*Aim of the exercise*
Single out the lines that include the word "diauolo". Copy them.

§ §

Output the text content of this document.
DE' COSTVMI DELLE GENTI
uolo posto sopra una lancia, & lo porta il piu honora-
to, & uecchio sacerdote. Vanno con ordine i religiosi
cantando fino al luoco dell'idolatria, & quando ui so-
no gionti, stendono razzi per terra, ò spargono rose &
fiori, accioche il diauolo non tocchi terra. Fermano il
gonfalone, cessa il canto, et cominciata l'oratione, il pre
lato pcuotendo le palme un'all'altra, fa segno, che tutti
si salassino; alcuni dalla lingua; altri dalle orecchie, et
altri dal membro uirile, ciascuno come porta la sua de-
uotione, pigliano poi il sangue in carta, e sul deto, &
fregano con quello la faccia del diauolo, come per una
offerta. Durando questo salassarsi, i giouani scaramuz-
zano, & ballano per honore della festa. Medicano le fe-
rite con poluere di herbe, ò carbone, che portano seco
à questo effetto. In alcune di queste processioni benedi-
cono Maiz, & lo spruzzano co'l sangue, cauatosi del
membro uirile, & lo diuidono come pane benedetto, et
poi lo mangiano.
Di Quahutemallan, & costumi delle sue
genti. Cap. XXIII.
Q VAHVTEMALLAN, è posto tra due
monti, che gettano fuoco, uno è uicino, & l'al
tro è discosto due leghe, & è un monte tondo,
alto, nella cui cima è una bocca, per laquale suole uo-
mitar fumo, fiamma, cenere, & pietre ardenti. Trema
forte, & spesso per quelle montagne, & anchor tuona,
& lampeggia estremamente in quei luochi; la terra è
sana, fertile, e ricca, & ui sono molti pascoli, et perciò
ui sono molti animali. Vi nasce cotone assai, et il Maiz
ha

§ §

*In response*
fiori, accioche il diauolo non tocchi terra. Fermano il
fregano con quello la faccia del diauolo, come per una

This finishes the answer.